- _Required work_
Return each line containing "JSON".

- _Working data_
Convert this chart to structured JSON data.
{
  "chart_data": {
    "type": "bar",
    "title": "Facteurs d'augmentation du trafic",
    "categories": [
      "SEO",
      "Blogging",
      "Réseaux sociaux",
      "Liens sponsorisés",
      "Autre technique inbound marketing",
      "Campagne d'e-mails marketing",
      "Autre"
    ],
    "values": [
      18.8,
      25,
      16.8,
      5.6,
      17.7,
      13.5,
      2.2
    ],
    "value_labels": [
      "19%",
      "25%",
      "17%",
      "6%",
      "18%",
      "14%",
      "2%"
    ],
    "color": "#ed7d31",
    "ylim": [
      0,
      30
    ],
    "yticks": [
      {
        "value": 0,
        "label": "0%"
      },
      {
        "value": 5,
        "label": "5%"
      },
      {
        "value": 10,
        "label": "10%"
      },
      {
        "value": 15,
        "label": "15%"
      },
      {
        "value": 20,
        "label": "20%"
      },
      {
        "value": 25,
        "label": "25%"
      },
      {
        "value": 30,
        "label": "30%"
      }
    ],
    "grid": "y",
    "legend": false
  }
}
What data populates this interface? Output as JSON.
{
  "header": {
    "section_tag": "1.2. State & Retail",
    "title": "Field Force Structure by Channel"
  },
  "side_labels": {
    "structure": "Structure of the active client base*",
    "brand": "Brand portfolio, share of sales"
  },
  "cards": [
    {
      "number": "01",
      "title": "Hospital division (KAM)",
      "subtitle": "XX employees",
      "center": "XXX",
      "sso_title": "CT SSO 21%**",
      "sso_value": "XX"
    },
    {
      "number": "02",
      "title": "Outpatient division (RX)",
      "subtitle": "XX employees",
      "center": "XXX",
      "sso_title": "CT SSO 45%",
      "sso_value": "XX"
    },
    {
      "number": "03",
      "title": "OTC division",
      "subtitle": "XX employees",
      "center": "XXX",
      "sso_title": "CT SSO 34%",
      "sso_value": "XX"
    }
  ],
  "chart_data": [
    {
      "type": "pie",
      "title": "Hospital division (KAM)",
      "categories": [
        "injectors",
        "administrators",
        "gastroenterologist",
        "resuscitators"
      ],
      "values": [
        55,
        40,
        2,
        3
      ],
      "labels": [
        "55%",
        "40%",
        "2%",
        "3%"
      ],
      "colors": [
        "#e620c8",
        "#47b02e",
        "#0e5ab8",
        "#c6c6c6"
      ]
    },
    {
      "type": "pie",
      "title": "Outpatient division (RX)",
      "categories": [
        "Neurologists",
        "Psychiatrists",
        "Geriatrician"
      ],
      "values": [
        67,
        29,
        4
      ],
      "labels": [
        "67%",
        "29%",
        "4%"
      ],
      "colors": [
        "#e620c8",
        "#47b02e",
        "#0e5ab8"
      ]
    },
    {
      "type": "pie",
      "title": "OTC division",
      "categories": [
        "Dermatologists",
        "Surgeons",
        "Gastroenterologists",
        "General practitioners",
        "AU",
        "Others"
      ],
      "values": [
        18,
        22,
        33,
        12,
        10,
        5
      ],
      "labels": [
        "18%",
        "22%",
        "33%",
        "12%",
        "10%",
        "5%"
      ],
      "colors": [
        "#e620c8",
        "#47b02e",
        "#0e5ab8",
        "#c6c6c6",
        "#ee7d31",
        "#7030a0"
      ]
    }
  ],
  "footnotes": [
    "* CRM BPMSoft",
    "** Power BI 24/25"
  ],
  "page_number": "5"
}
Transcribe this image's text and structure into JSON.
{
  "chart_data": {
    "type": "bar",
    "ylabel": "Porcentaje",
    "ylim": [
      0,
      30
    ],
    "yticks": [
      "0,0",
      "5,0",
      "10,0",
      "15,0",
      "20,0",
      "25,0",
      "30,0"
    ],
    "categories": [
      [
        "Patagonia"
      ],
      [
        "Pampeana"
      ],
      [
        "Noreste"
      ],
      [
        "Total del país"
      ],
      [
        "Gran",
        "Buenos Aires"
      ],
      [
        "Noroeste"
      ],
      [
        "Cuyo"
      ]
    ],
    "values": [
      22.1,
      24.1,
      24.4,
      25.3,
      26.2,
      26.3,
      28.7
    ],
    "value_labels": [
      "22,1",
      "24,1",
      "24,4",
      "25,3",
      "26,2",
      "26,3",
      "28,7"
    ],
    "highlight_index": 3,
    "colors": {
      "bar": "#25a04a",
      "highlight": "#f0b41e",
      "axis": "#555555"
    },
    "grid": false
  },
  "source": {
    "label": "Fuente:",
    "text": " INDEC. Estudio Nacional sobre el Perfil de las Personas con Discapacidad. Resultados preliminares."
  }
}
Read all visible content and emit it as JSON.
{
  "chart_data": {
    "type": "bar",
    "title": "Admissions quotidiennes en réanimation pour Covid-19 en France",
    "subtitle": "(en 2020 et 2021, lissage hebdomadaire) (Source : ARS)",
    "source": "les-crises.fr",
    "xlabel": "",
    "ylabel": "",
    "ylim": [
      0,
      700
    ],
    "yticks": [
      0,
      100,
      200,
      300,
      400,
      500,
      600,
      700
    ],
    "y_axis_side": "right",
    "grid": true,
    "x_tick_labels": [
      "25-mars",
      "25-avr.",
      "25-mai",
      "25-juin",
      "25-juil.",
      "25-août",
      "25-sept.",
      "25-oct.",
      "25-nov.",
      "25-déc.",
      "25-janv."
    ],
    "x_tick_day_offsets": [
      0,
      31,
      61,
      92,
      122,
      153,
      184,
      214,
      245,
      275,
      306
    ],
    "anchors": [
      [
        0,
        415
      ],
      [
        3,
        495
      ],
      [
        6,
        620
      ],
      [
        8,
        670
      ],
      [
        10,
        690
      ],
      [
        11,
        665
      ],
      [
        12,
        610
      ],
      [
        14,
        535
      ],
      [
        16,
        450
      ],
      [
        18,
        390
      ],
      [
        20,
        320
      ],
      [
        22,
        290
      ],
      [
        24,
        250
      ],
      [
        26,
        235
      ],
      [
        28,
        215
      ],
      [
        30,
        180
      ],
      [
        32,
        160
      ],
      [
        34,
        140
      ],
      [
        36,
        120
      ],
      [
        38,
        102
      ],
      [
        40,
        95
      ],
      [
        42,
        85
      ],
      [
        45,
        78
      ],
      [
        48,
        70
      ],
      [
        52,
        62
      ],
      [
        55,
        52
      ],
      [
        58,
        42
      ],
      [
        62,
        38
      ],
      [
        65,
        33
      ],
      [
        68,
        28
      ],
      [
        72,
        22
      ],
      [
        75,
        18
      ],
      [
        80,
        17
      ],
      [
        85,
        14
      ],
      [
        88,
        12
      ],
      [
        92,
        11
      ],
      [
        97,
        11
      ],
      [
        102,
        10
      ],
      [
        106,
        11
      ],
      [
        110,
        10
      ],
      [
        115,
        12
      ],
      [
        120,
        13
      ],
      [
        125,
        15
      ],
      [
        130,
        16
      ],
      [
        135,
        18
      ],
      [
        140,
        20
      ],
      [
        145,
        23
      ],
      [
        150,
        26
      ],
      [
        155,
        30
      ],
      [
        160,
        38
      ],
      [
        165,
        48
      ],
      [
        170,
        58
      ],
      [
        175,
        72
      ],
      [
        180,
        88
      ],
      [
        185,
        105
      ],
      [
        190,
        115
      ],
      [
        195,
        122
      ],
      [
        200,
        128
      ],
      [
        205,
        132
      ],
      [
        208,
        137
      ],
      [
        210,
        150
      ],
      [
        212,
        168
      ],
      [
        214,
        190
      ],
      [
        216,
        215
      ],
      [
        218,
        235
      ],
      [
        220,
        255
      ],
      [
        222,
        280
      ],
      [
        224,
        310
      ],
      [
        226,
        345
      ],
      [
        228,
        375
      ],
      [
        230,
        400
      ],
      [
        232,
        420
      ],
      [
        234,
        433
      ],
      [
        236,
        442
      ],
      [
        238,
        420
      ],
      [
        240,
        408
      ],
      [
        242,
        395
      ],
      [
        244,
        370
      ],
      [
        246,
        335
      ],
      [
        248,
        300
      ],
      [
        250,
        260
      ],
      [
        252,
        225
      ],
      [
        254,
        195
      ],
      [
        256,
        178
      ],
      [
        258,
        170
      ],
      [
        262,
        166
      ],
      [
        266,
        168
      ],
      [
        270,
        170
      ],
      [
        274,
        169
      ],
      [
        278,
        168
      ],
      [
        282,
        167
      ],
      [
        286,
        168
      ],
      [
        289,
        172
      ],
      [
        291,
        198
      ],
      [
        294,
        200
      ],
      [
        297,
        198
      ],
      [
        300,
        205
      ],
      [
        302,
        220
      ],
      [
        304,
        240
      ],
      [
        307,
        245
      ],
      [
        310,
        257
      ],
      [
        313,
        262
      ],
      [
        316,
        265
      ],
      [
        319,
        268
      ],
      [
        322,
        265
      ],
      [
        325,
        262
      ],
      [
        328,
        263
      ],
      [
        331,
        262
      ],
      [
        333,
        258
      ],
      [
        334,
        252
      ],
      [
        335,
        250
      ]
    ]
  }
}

- _Solution to this problem_
Convert this chart to structured JSON data.
What data populates this interface? Output as JSON.
Transcribe this image's text and structure into JSON.
Read all visible content and emit it as JSON.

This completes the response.